▸ GIVEN PROBLEM: Every record below should be written out exactly; pictures stay out.

▸ ENTRIES SHOWN:
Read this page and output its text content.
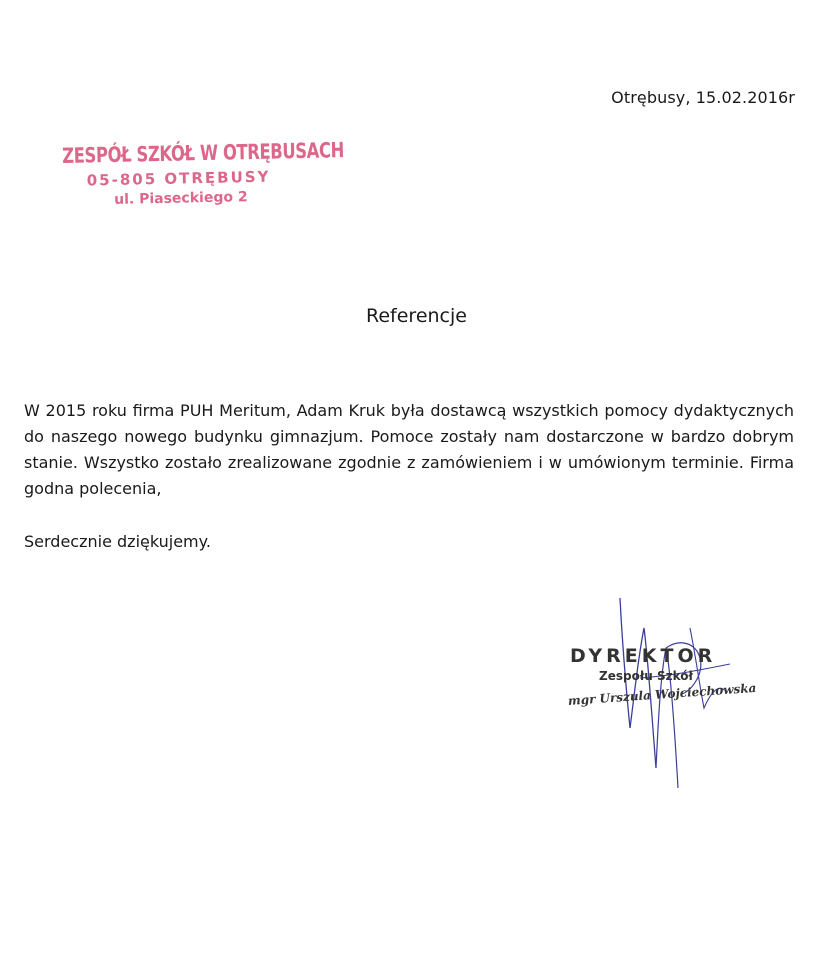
Otrębusy, 15.02.2016r
ZESPÓŁ SZKÓŁ W OTRĘBUSACH
05-805 OTRĘBUSY
ul. Piaseckiego 2
Referencje
W 2015 roku firma PUH Meritum, Adam Kruk była dostawcą wszystkich pomocy dydaktycznych do naszego nowego budynku gimnazjum. Pomoce zostały nam dostarczone w bardzo dobrym stanie. Wszystko zostało zrealizowane zgodnie z zamówieniem i w umówionym terminie. Firma godna polecenia,
Serdecznie dziękujemy.
DYREKTOR
Zespołu Szkół
mgr Urszula Wojciechowska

▸ SOLUTION TO THIS PROBLEM:
Read this page and output its text content.
Otrębusy, 15.02.2016r
ZESPÓŁ SZKÓŁ W OTRĘBUSACH
05-805 OTRĘBUSY
ul. Piaseckiego 2
Referencje
W 2015 roku firma PUH Meritum, Adam Kruk była dostawcą wszystkich pomocy dydaktycznych do naszego nowego budynku gimnazjum. Pomoce zostały nam dostarczone w bardzo dobrym stanie. Wszystko zostało zrealizowane zgodnie z zamówieniem i w umówionym terminie. Firma godna polecenia,
Serdecznie dziękujemy.
DYREKTOR
Zespołu Szkół
mgr Urszula Wojciechowska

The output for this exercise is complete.